**REQUIRED WORK**
Copy out all lines that hold "free".
--- begin ---
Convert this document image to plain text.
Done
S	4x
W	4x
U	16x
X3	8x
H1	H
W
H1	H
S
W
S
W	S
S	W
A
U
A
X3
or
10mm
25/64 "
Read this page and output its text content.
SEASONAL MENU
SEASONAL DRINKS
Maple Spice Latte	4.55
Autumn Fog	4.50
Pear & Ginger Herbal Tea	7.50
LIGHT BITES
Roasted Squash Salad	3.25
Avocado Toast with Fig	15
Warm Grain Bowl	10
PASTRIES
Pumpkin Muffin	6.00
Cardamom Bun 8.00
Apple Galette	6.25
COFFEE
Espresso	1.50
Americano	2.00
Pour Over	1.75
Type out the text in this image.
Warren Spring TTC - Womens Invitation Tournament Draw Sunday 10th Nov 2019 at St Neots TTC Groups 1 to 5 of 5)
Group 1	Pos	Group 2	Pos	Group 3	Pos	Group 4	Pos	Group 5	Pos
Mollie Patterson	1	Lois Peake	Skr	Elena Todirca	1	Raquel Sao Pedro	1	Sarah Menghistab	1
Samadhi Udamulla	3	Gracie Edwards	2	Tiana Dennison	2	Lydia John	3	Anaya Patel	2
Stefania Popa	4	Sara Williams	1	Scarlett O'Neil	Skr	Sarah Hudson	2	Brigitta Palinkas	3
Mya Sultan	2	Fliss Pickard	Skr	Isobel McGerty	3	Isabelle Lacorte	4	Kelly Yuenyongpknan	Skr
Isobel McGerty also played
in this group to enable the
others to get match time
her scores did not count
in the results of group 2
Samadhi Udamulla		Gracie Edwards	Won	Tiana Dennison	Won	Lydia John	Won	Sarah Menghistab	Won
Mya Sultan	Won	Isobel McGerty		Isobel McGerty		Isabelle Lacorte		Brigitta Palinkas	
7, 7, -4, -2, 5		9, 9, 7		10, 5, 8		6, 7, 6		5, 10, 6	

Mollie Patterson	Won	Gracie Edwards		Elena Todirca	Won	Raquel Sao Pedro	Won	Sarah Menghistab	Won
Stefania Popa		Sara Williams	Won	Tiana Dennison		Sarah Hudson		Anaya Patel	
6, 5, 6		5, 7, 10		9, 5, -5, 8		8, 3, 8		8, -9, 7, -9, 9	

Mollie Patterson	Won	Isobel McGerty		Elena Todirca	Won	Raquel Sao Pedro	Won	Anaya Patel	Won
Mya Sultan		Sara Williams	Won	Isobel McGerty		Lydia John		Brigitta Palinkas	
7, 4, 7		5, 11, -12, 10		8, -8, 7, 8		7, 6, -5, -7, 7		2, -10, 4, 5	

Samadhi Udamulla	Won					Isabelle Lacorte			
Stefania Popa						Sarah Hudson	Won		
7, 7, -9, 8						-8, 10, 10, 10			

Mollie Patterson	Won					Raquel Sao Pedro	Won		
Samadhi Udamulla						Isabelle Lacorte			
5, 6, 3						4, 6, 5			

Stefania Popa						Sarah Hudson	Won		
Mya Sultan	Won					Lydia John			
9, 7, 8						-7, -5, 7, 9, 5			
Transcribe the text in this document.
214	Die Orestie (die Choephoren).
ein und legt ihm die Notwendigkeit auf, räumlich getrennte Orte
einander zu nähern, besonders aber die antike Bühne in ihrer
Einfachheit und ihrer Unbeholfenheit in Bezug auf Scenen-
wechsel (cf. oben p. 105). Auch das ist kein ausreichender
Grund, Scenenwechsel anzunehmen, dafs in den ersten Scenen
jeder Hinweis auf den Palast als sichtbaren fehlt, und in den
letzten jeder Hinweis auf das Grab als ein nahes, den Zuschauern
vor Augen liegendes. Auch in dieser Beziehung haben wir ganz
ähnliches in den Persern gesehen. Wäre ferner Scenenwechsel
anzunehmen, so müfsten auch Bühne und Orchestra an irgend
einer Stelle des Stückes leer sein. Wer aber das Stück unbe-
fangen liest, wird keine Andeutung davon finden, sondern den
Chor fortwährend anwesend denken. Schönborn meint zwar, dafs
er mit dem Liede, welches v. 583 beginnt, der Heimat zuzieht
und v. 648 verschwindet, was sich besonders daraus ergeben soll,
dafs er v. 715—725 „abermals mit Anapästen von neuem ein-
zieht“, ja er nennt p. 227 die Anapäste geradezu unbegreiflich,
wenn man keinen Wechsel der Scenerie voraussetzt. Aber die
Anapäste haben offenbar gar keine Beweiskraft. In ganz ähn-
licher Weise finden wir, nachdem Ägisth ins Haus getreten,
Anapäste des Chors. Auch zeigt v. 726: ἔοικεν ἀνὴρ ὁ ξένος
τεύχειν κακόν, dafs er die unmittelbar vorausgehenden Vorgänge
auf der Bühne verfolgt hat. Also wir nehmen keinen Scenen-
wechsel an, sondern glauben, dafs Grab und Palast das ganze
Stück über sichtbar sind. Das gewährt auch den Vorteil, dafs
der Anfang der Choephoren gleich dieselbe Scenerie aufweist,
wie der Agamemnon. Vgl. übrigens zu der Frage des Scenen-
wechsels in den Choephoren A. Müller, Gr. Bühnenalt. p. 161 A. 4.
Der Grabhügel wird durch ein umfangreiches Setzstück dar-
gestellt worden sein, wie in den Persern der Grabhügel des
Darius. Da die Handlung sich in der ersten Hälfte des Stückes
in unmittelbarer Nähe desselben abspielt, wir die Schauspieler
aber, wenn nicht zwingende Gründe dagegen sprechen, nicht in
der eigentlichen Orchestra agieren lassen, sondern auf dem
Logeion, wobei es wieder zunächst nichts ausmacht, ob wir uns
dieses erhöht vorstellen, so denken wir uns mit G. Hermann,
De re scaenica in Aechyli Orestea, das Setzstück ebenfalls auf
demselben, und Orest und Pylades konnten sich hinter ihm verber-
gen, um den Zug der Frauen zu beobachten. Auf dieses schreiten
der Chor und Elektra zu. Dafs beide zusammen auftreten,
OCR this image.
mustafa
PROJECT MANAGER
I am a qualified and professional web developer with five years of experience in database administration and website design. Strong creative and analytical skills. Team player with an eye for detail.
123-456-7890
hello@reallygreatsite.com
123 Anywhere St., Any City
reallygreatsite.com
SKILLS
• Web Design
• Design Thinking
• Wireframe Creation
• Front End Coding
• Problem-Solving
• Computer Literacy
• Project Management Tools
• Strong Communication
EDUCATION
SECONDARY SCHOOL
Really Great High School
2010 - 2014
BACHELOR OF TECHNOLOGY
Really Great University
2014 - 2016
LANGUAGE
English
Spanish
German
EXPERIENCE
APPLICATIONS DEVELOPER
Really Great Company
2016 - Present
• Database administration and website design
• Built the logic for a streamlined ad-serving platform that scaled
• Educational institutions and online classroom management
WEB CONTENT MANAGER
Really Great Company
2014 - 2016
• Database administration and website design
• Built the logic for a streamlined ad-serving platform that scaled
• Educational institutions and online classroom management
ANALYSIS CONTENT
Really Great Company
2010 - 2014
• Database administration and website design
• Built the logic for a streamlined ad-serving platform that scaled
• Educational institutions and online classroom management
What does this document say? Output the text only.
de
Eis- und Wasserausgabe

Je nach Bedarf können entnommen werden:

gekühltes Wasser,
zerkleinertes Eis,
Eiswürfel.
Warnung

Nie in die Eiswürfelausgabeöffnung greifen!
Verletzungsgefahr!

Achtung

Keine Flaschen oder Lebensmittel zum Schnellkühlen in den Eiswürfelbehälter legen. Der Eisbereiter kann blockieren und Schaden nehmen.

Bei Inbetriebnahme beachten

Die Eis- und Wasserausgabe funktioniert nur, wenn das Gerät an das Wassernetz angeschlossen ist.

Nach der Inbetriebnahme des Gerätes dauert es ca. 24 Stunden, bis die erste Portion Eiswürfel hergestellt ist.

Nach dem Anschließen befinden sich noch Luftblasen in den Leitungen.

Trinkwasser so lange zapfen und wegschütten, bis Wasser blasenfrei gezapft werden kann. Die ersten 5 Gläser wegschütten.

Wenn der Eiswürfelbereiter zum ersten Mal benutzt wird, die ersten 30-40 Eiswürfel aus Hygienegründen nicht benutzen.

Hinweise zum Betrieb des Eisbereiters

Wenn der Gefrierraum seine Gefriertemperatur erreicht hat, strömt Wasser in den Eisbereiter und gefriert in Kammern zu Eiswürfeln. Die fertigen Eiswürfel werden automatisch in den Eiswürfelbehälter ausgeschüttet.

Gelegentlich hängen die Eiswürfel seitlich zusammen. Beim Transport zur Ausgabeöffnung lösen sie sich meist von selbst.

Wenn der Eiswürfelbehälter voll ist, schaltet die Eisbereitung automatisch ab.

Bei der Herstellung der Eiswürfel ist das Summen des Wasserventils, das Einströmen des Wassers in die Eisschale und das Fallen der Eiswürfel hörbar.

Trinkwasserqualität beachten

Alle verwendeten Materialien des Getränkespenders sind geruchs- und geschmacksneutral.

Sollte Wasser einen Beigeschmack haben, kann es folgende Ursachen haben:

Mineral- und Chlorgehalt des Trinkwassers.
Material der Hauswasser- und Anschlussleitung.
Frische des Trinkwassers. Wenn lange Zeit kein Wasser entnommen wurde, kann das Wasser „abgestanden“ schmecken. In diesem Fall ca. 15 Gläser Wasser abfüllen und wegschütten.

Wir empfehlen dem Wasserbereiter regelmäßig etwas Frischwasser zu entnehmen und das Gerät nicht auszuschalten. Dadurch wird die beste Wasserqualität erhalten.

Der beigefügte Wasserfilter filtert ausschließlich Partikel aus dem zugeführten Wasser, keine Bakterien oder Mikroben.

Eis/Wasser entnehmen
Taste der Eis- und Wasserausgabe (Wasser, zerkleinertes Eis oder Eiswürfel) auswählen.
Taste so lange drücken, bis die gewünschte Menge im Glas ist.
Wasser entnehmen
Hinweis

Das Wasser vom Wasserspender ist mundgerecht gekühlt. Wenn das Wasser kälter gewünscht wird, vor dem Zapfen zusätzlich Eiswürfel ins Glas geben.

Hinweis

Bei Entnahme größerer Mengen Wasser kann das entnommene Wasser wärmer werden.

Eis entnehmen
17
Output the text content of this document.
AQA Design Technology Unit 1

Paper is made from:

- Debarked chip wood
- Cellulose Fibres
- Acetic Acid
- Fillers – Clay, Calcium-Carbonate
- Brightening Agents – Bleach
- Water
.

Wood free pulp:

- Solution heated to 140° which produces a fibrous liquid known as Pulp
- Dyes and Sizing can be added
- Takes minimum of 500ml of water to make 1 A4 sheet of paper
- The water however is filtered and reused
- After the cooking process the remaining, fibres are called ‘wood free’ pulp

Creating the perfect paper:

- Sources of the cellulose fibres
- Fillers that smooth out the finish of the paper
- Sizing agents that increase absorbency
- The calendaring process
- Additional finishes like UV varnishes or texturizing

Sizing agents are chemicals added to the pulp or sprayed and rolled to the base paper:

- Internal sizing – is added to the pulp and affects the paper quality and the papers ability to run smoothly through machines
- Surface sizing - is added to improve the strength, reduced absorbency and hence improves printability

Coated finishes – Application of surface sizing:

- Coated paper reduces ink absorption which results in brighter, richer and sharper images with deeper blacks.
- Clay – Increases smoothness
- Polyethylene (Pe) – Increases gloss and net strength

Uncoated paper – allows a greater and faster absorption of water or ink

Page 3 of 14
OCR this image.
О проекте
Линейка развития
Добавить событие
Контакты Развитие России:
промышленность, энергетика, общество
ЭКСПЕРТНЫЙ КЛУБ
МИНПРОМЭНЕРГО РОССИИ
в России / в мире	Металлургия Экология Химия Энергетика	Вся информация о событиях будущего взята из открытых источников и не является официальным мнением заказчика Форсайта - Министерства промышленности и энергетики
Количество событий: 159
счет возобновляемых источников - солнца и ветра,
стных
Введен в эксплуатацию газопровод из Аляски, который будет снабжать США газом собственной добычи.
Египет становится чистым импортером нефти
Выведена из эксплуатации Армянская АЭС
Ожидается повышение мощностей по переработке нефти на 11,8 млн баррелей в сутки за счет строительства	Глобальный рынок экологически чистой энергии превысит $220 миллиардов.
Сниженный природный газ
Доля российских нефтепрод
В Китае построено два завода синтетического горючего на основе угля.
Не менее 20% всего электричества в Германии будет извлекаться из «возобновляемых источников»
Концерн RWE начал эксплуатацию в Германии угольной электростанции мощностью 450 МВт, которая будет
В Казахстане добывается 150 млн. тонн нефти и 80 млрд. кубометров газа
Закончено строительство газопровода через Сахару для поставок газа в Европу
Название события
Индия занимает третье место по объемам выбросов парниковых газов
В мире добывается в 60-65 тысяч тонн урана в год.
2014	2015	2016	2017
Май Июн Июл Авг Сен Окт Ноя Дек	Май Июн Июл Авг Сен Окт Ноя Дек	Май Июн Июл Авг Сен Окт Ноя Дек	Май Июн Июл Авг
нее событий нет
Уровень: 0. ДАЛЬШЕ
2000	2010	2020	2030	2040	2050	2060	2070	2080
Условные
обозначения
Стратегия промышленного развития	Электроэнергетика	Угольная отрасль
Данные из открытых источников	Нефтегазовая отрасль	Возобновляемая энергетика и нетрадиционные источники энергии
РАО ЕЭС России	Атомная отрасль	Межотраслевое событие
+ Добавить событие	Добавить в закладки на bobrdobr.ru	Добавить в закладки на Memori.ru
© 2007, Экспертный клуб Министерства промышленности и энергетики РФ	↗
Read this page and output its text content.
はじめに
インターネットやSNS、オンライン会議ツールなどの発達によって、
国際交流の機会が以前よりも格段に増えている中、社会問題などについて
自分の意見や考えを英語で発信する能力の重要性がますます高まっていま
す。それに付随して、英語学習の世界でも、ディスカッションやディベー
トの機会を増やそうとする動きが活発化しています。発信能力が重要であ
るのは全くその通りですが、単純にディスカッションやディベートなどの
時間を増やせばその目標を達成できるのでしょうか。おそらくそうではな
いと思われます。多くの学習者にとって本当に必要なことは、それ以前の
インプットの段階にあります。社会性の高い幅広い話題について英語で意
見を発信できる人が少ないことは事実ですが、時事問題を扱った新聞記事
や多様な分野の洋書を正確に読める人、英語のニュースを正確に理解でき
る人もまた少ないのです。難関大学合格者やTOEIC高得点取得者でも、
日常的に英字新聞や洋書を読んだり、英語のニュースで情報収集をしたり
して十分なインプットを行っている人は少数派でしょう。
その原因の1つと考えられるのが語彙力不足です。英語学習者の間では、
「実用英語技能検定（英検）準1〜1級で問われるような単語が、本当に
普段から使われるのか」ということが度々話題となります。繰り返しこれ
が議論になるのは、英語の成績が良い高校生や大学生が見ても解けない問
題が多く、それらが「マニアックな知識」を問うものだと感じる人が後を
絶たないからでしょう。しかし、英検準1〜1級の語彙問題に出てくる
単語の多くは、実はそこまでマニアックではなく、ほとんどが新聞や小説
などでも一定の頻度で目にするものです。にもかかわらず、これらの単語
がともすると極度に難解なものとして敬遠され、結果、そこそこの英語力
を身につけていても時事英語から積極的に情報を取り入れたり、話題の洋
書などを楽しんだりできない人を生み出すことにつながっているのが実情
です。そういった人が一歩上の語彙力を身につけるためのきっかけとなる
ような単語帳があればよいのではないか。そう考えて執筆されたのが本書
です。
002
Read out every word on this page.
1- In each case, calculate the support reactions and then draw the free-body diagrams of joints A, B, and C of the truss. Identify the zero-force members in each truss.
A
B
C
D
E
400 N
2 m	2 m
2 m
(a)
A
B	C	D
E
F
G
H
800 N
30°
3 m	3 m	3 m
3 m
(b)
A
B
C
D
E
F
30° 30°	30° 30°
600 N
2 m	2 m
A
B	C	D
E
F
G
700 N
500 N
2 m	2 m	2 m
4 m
--- end ---
**WORKED SOLUTION**
Wood free pulp:
- After the cooking process the remaining, fibres are called ‘wood free’ pulp
1- In each case, calculate the support reactions and then draw the free-body diagrams of joints A, B, and C of the truss. Identify the zero-force members in each truss.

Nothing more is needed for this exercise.